=== BRANO DA ESAMINARE ===

Valutazione delle performance visive e del grado di soddisfazione in alcuni portatori presbiti corretti con occhiali e lenti a contatto

Si tratta di uno studio realizzato per una tesi di diploma dell’IRSOO. Scopo del lavoro era misurare le performance visive in soggetti presbiti già portatori di lenti a contatto multifocali e compararle con quelle ottenute con i loro occhiali progressivi o monofocali. Allo stesso tempo si voleva confrontare il grado di difficoltà che i soggetti incontravano durante compiti visivi diversi per lontano e per vicino, per i due tipi di correzione. Per le performance visive sono state misurate l’acuità visiva per lontano e quella per vicino, quest’ultima per mezzo di un test con ottotipo a frasi (RADNER), praticamente un rapido test di lettura, decisamente più significativo dei comuni ottotipi per vicino. Per la valutazione delle difficoltà riscontrate in diverse attività visive sono stati utilizzati due questionari psicometrici, il Near Activity Visual Questionnaire (NAVQ) e il Visual Functioning Questionnaire(FVQ).

Fra gennaio e marzo 2019 sono stati distribuiti a ciascun portatore quattro questionari, due NAVQ e due FVQ (due da compilare con occhiali e due da compilare con le lenti a contatto); sono stati analizzati i questionari di 26 soggetti di età superiore a 40 anni privi di patologie oculari e/o alterazioni della visione binoculare. Le difficoltà incontrate nell’espletamento di diversi compiti visivi sono state valutate in relazione all’età e al valore di addizione di ciascun portatore di lac multifocali e al tipo di correzione oftalmica portata.

=== MATERIALE MOSTRATO ===

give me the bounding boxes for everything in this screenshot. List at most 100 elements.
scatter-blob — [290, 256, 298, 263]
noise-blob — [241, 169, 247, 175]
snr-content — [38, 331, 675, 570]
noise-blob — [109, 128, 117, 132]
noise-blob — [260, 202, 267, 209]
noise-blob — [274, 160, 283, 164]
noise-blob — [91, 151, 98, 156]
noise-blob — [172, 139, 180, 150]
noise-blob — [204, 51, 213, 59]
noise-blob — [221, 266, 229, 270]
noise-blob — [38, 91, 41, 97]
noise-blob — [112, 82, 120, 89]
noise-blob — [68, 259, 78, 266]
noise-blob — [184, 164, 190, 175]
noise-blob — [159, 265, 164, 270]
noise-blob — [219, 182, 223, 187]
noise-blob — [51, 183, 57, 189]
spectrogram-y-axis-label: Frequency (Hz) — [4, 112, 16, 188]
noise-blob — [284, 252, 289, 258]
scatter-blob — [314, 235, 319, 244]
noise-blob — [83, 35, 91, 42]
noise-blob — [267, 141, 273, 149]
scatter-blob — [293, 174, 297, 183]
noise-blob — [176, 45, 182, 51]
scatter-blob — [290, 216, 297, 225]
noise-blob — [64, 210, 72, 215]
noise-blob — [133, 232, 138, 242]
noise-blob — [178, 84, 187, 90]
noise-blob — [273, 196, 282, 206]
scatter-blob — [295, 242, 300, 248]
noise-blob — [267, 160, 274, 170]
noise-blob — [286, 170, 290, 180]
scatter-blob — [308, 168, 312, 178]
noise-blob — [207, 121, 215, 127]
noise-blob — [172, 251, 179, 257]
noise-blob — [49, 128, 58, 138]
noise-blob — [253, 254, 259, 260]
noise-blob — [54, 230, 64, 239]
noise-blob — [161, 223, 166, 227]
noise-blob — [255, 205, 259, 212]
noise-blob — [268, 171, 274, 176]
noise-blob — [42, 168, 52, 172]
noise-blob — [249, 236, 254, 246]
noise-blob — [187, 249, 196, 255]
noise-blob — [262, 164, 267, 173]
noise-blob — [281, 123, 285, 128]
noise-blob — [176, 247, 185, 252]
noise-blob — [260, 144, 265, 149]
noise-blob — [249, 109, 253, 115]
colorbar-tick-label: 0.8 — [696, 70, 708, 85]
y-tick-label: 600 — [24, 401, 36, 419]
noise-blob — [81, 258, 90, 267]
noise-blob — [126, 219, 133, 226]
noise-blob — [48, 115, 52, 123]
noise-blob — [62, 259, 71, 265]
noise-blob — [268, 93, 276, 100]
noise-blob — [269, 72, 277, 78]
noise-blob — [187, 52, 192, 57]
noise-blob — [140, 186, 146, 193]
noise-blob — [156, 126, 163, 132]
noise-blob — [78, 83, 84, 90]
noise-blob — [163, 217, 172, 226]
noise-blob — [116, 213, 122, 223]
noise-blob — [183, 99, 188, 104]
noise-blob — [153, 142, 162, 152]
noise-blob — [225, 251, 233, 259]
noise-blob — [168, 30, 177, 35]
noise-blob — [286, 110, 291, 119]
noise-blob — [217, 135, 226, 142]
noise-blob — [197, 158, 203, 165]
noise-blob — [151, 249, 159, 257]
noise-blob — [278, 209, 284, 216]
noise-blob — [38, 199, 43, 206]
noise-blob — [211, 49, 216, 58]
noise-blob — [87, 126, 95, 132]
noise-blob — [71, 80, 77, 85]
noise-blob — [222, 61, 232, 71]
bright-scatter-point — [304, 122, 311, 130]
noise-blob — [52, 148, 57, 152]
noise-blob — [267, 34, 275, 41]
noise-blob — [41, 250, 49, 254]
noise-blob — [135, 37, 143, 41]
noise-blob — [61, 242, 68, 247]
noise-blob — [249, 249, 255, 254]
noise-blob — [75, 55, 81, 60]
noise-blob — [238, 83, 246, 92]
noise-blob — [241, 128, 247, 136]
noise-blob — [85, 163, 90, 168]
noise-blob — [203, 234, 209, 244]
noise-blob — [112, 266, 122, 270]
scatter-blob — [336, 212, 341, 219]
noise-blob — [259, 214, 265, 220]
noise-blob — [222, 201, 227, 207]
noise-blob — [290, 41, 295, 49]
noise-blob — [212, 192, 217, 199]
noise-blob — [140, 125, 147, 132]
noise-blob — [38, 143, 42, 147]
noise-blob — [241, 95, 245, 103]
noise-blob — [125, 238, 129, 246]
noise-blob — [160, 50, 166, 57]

===

COSA SI CHIEDE:
Prosegui il testo sullo studio delle performance visive nei presbiti, partendo dall'ultima frase riportata.

SPAZIO RISPOSTA:
Sebbene il campione analizzato fosse composto da un numero di soggetti insufficiente per fornire risultati statistici robusti, si può ragionevolmente sostenere come sia stata evidenziata una differenza nell’ AV da lontano e in quella da vicino, a favore della visione con gli occhiali. Il grado di difficoltà maggiore si ha con lenti a contatto durante i vari compiti visivi svolti a distanza ravvicinata, come la lettura prolungata di libri o giornali e in condizioni di bassa illuminazione, mentre un grado di difficoltà minore è stato riscontrato in situazioni quotidiane come il riconoscimento dei volti, la guida diurna, il lavoro al computer.

In conclusione sembra che vi sia una sostanziale somiglianza fra le performance visive ottenute con occhiali e con lenti a contatto per quanto riguarda la visione per lontano, mentre per la visione prossima i portatori di lenti a contatto multifocali sono in maggiore difficoltà rispetto ai portatori di lenti oftalmiche sia monofocali sia multifocali. In generale il grado di difficoltà aumenta con l’aumentare dell’età e quindi dell’addizione.